* WORK TO COMPLETE
Turn these lines into a numbered list, skipping any blank lines and leaving out the pictures.

════════

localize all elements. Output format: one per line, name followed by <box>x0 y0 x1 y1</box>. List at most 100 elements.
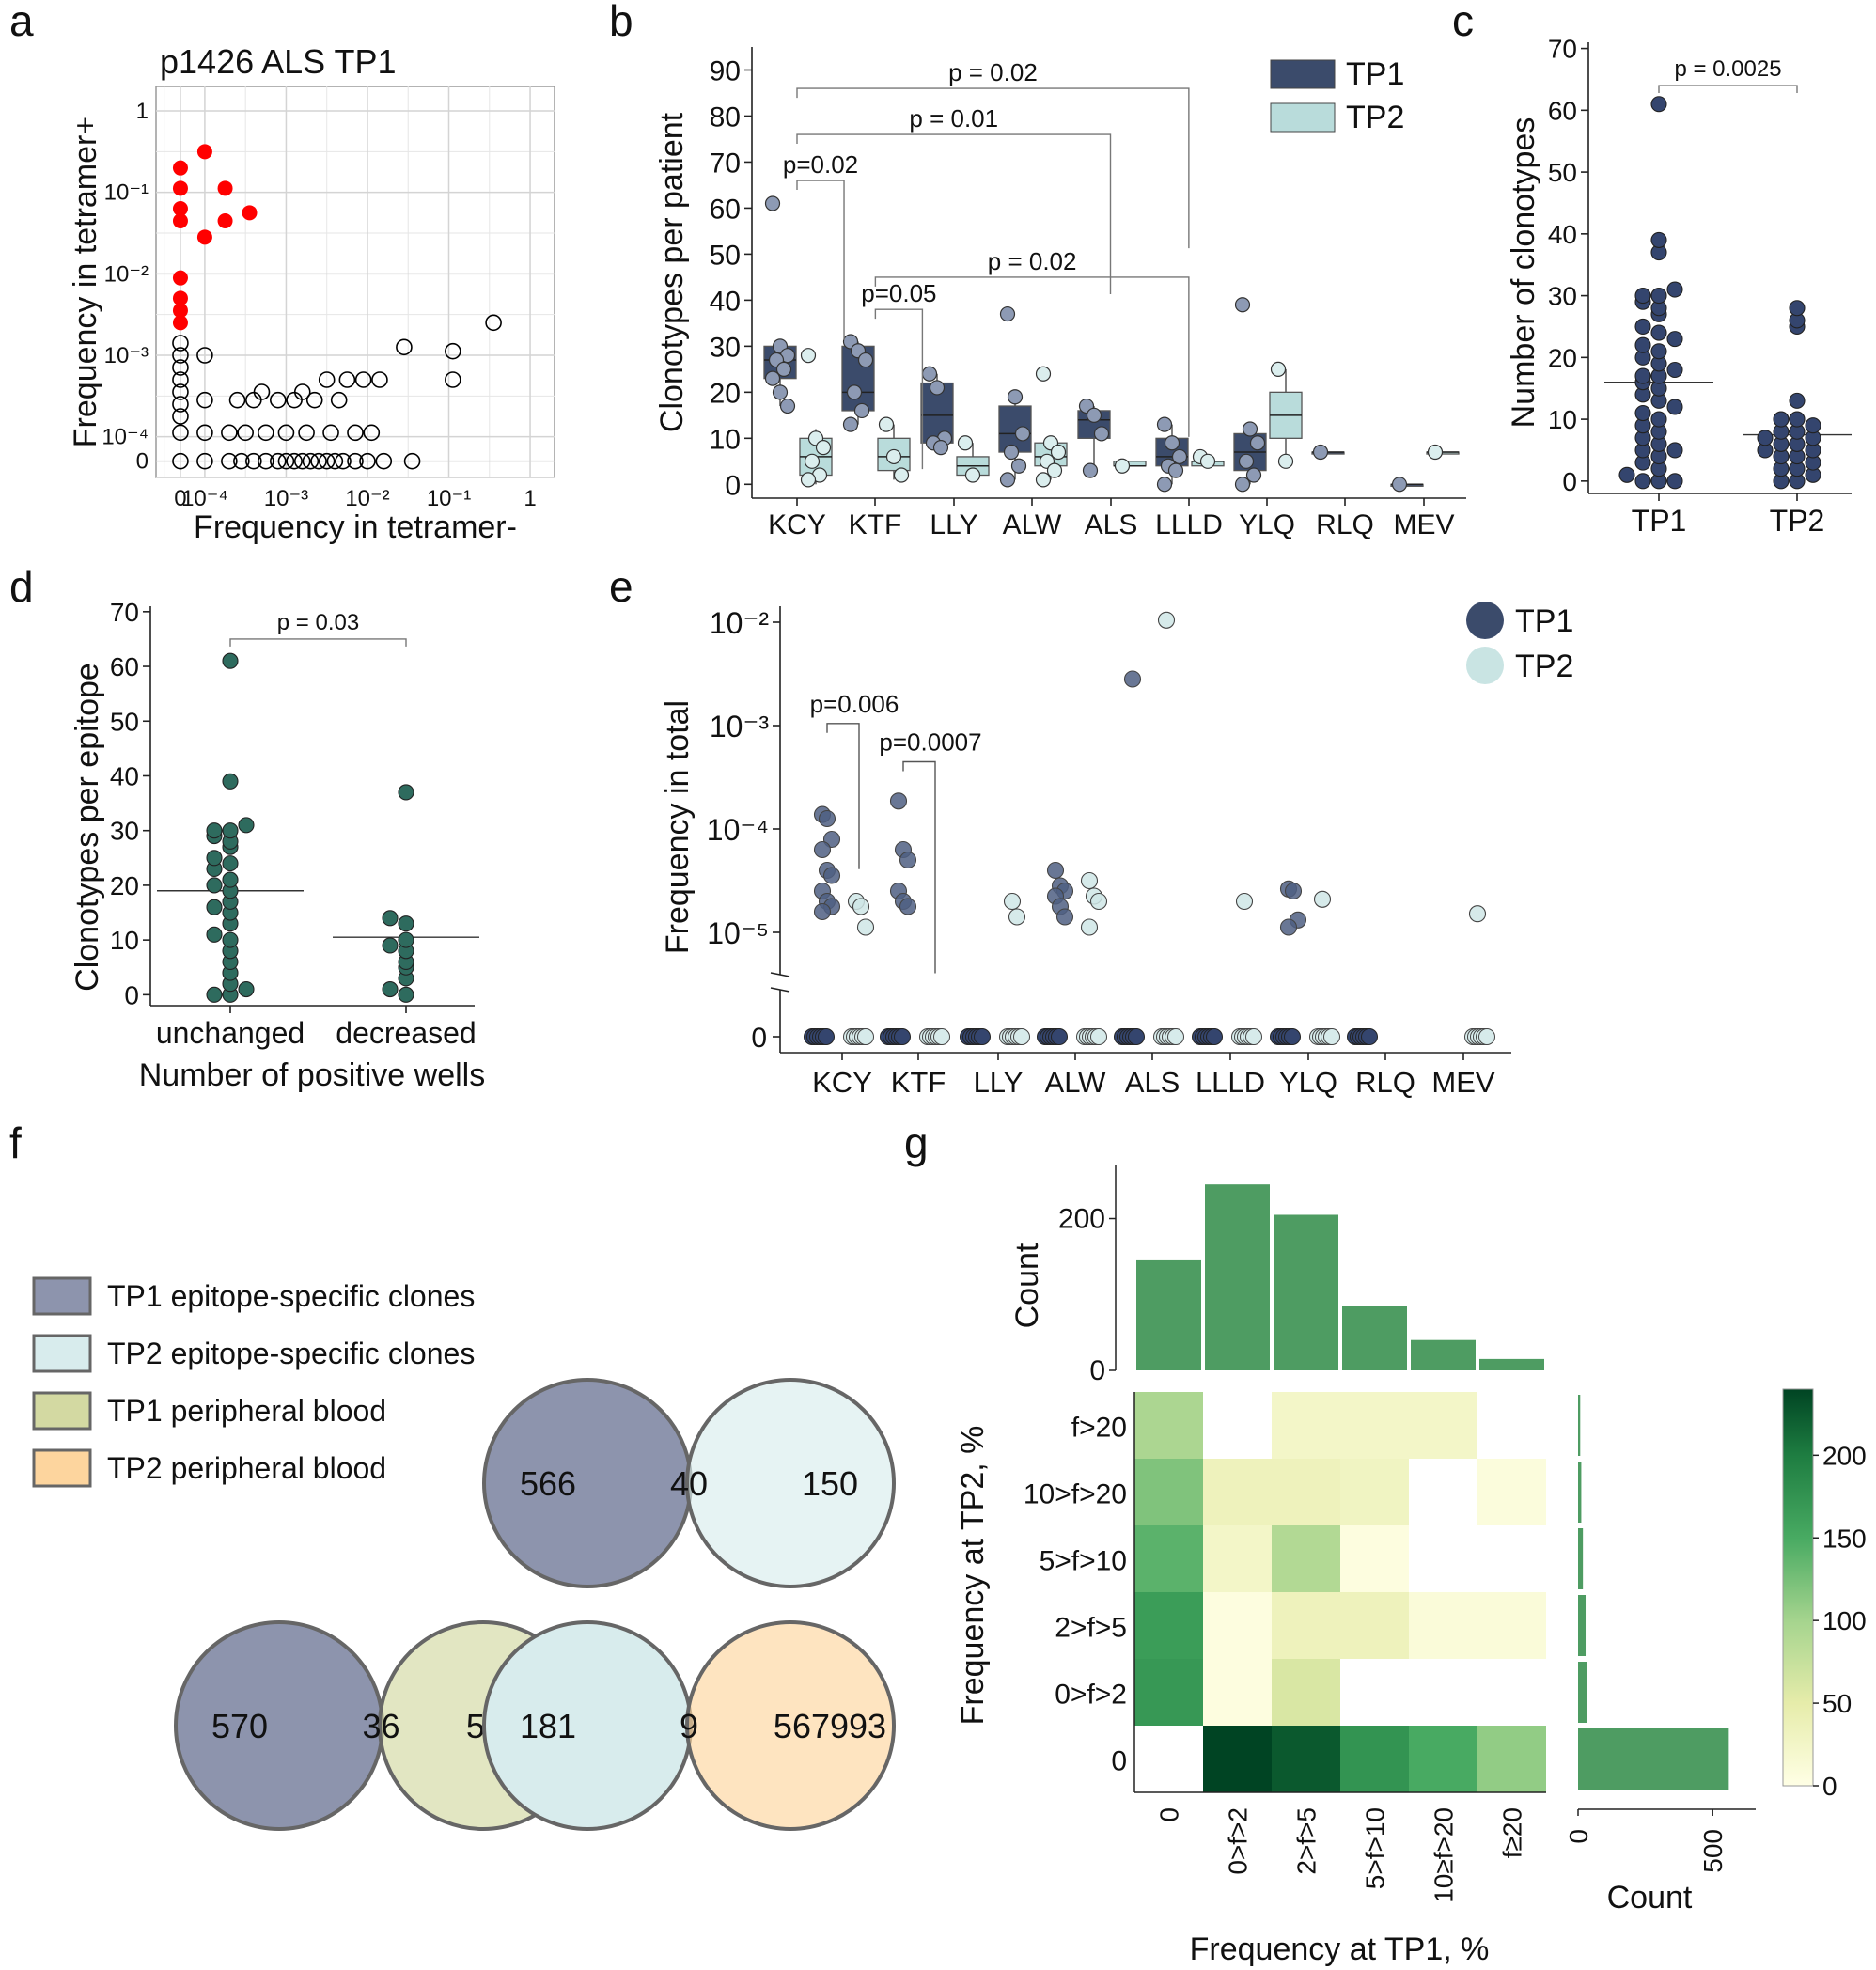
data-point <box>206 877 223 894</box>
x-tick-label: decreased <box>336 1016 476 1050</box>
data-point <box>1167 462 1184 478</box>
data-point <box>222 822 239 839</box>
colorbar-tick-label: 0 <box>1822 1772 1837 1801</box>
data-point <box>206 899 223 915</box>
x-tick-label: LLLD <box>1155 509 1223 540</box>
zero-point <box>1051 1028 1068 1045</box>
data-point <box>398 784 414 801</box>
y-tick-label: 1 <box>136 99 149 124</box>
heatmap-cell <box>1409 1726 1477 1792</box>
y-tick-label: 30 <box>110 817 139 846</box>
y-tick-label: 10>f>20 <box>1024 1479 1127 1510</box>
data-point <box>852 898 870 915</box>
y-axis-label: Clonotypes per patient <box>654 112 690 432</box>
data-point <box>398 915 414 932</box>
x-tick-label: 0>f>2 <box>1224 1807 1253 1875</box>
legend-label: TP2 peripheral blood <box>107 1451 386 1485</box>
data-point <box>846 384 863 400</box>
significance-bracket <box>826 723 860 869</box>
y-tick-label: 0 <box>1111 1746 1127 1777</box>
legend-label: TP1 <box>1515 603 1573 639</box>
data-point <box>1773 411 1790 428</box>
data-point <box>1086 407 1102 423</box>
zero-point <box>1206 1028 1223 1045</box>
data-point <box>196 452 213 470</box>
x-tick-label: ALW <box>1003 509 1062 540</box>
y-tick-label: 10 <box>710 424 741 455</box>
hist-bar <box>1479 1358 1544 1370</box>
venn-overlap-count: 40 <box>670 1464 708 1503</box>
data-point <box>258 452 274 470</box>
hist-tick-label: 200 <box>1058 1204 1105 1235</box>
y-tick-label: 10⁻² <box>710 606 769 640</box>
data-point <box>172 359 189 376</box>
y-axis-label: Clonotypes per epitope <box>70 663 105 992</box>
y-axis-label: Number of clonotypes <box>1506 117 1541 429</box>
data-point <box>172 160 188 176</box>
data-point <box>1468 905 1487 923</box>
legend-swatch <box>1466 602 1504 639</box>
data-point <box>318 452 336 470</box>
y-tick-label: 10⁻³ <box>104 343 149 368</box>
data-point <box>822 867 841 884</box>
data-point <box>1634 473 1651 490</box>
data-point <box>1199 453 1216 469</box>
panel-f-venn: TP1 epitope-specific clones TP2 epitope-s… <box>32 1276 896 1831</box>
significance-bracket <box>902 760 936 974</box>
x-tick-label: 5>f>10 <box>1361 1807 1390 1889</box>
bracket-label: p = 0.02 <box>988 247 1077 275</box>
data-point <box>1234 297 1251 313</box>
legend-label: TP2 <box>1346 100 1404 135</box>
data-point <box>228 391 246 409</box>
legend-swatch <box>1466 647 1504 684</box>
hist-bar <box>1578 1595 1587 1656</box>
data-point <box>1171 448 1188 465</box>
data-point <box>921 366 938 382</box>
data-point <box>217 180 233 196</box>
axis-break <box>770 972 790 977</box>
data-point <box>206 822 223 839</box>
significance-bracket <box>796 180 845 341</box>
x-tick-label: 10⁻² <box>345 486 389 511</box>
x-tick-label: RLQ <box>1355 1066 1415 1099</box>
y-tick-label: 10 <box>110 926 139 955</box>
zero-point <box>1013 1028 1030 1045</box>
bracket-label: p = 0.0025 <box>1674 56 1781 82</box>
y-tick-label: 2>f>5 <box>1055 1613 1127 1644</box>
y-tick-label: 10⁻² <box>104 261 149 287</box>
heatmap-cell <box>1340 1592 1409 1659</box>
hist-axis-label: Count <box>1607 1880 1693 1915</box>
y-tick-label: 50 <box>1548 158 1577 187</box>
data-point <box>1284 882 1303 900</box>
data-point <box>1789 392 1806 409</box>
panel-a-scatter: 010⁻⁴ 10⁻³ 10⁻² 10⁻¹ 1010⁻⁴10⁻³10⁻²10⁻¹1p142… <box>68 42 555 545</box>
data-point <box>1805 417 1821 434</box>
data-point <box>764 195 781 211</box>
x-tick-label: KTF <box>849 509 902 540</box>
x-tick-label: 0 <box>1155 1807 1184 1822</box>
data-point <box>298 424 315 442</box>
legend-swatch <box>1270 102 1336 133</box>
heatmap-cell <box>1134 1592 1203 1659</box>
data-point <box>1666 399 1683 415</box>
data-point <box>853 402 870 419</box>
venn-left-circle <box>482 1620 693 1831</box>
data-point <box>1035 472 1052 488</box>
y-tick-label: 90 <box>710 55 741 86</box>
data-point <box>305 391 323 409</box>
heatmap-cell <box>1272 1592 1340 1659</box>
panel-letter-b: b <box>609 0 633 45</box>
data-point <box>196 391 213 409</box>
data-point <box>842 416 859 432</box>
data-point <box>277 424 295 442</box>
x-tick-label: YLQ <box>1239 509 1295 540</box>
data-point <box>1666 281 1683 298</box>
data-point <box>172 383 189 400</box>
data-point <box>1634 404 1651 422</box>
significance-bracket <box>796 87 1190 249</box>
data-point <box>1007 389 1024 405</box>
y-tick-label: 60 <box>1548 96 1577 125</box>
y-tick-label: 20 <box>1548 343 1577 372</box>
x-tick-label: 10⁻⁴ <box>181 486 228 511</box>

════════

* RESULT BELOW
1. localize all elements. Output format: one per line, name followed by <box>x0 y0 x1 y1</box>. List at most 100 elements.
2. data-point <box>206 877 223 894</box>
3. x-tick-label: decreased <box>336 1016 476 1050</box>
4. data-point <box>1167 462 1184 478</box>
5. data-point <box>222 822 239 839</box>
6. colorbar-tick-label: 0 <box>1822 1772 1837 1801</box>
7. data-point <box>206 899 223 915</box>
8. x-tick-label: LLLD <box>1155 509 1223 540</box>
9. zero-point <box>1051 1028 1068 1045</box>
10. data-point <box>398 784 414 801</box>
11. y-tick-label: 1 <box>136 99 149 124</box>
12. heatmap-cell <box>1409 1726 1477 1792</box>
13. y-tick-label: 30 <box>110 817 139 846</box>
14. y-tick-label: 10>f>20 <box>1024 1479 1127 1510</box>
15. data-point <box>852 898 870 915</box>
16. y-axis-label: Clonotypes per patient <box>654 112 690 432</box>
17. data-point <box>398 915 414 932</box>
18. x-tick-label: 0>f>2 <box>1224 1807 1253 1875</box>
19. legend-label: TP2 peripheral blood <box>107 1451 386 1485</box>
20. data-point <box>846 384 863 400</box>
21. significance-bracket <box>826 723 860 869</box>
22. y-tick-label: 0 <box>1111 1746 1127 1777</box>
23. legend-label: TP1 <box>1515 603 1573 639</box>
24. data-point <box>1773 411 1790 428</box>
25. data-point <box>1086 407 1102 423</box>
26. zero-point <box>1206 1028 1223 1045</box>
27. data-point <box>196 452 213 470</box>
28. x-tick-label: ALW <box>1003 509 1062 540</box>
29. y-tick-label: 10 <box>710 424 741 455</box>
30. hist-bar <box>1479 1358 1544 1370</box>
31. venn-overlap-count: 40 <box>670 1464 708 1503</box>
32. data-point <box>258 452 274 470</box>
33. hist-tick-label: 200 <box>1058 1204 1105 1235</box>
34. y-tick-label: 10⁻² <box>710 606 769 640</box>
35. data-point <box>172 359 189 376</box>
36. y-axis-label: Clonotypes per epitope <box>70 663 105 992</box>
37. y-axis-label: Number of clonotypes <box>1506 117 1541 429</box>
38. data-point <box>172 160 188 176</box>
39. data-point <box>1468 905 1487 923</box>
40. legend-swatch <box>1466 602 1504 639</box>
41. data-point <box>318 452 336 470</box>
42. y-tick-label: 10⁻³ <box>104 343 149 368</box>
43. data-point <box>822 867 841 884</box>
44. data-point <box>1634 473 1651 490</box>
45. data-point <box>1199 453 1216 469</box>
46. panel-f-venn: TP1 epitope-specific clones TP2 epitope-s… <box>32 1276 896 1831</box>
47. significance-bracket <box>902 760 936 974</box>
48. x-tick-label: 5>f>10 <box>1361 1807 1390 1889</box>
49. bracket-label: p = 0.02 <box>988 247 1077 275</box>
50. data-point <box>1234 297 1251 313</box>
51. legend-label: TP2 <box>1346 100 1404 135</box>
52. data-point <box>228 391 246 409</box>
53. legend-swatch <box>1466 647 1504 684</box>
54. hist-bar <box>1578 1595 1587 1656</box>
55. data-point <box>1171 448 1188 465</box>
56. data-point <box>921 366 938 382</box>
57. data-point <box>217 180 233 196</box>
58. axis-break <box>770 972 790 977</box>
59. data-point <box>206 822 223 839</box>
60. significance-bracket <box>796 180 845 341</box>
61. x-tick-label: 10⁻² <box>345 486 389 511</box>
62. x-tick-label: RLQ <box>1355 1066 1415 1099</box>
63. y-tick-label: 10 <box>110 926 139 955</box>
64. zero-point <box>1013 1028 1030 1045</box>
65. bracket-label: p = 0.0025 <box>1674 56 1781 82</box>
66. y-tick-label: 2>f>5 <box>1055 1613 1127 1644</box>
67. y-tick-label: 10⁻² <box>104 261 149 287</box>
68. heatmap-cell <box>1340 1592 1409 1659</box>
69. hist-axis-label: Count <box>1607 1880 1693 1915</box>
70. y-tick-label: 50 <box>1548 158 1577 187</box>
71. data-point <box>1284 882 1303 900</box>
72. data-point <box>1789 392 1806 409</box>
73. panel-a-scatter: 010⁻⁴ 10⁻³ 10⁻² 10⁻¹ 1010⁻⁴10⁻³10⁻²10⁻¹1p142… <box>68 42 555 545</box>
74. data-point <box>1805 417 1821 434</box>
75. data-point <box>764 195 781 211</box>
76. x-tick-label: KTF <box>849 509 902 540</box>
77. x-tick-label: 0 <box>1155 1807 1184 1822</box>
78. data-point <box>298 424 315 442</box>
79. legend-swatch <box>1270 102 1336 133</box>
80. heatmap-cell <box>1134 1592 1203 1659</box>
81. data-point <box>1666 399 1683 415</box>
82. data-point <box>853 402 870 419</box>
83. venn-left-circle <box>482 1620 693 1831</box>
84. data-point <box>1035 472 1052 488</box>
85. y-tick-label: 90 <box>710 55 741 86</box>
86. data-point <box>305 391 323 409</box>
87. heatmap-cell <box>1272 1592 1340 1659</box>
88. panel-letter-b: b <box>609 0 633 45</box>
89. data-point <box>196 391 213 409</box>
90. data-point <box>842 416 859 432</box>
91. data-point <box>277 424 295 442</box>
92. x-tick-label: YLQ <box>1239 509 1295 540</box>
93. data-point <box>1666 281 1683 298</box>
94. data-point <box>172 383 189 400</box>
95. data-point <box>1634 404 1651 422</box>
96. significance-bracket <box>796 87 1190 249</box>
97. data-point <box>1007 389 1024 405</box>
98. y-tick-label: 60 <box>1548 96 1577 125</box>
99. y-tick-label: 20 <box>1548 343 1577 372</box>
100. x-tick-label: 10⁻⁴ <box>181 486 228 511</box>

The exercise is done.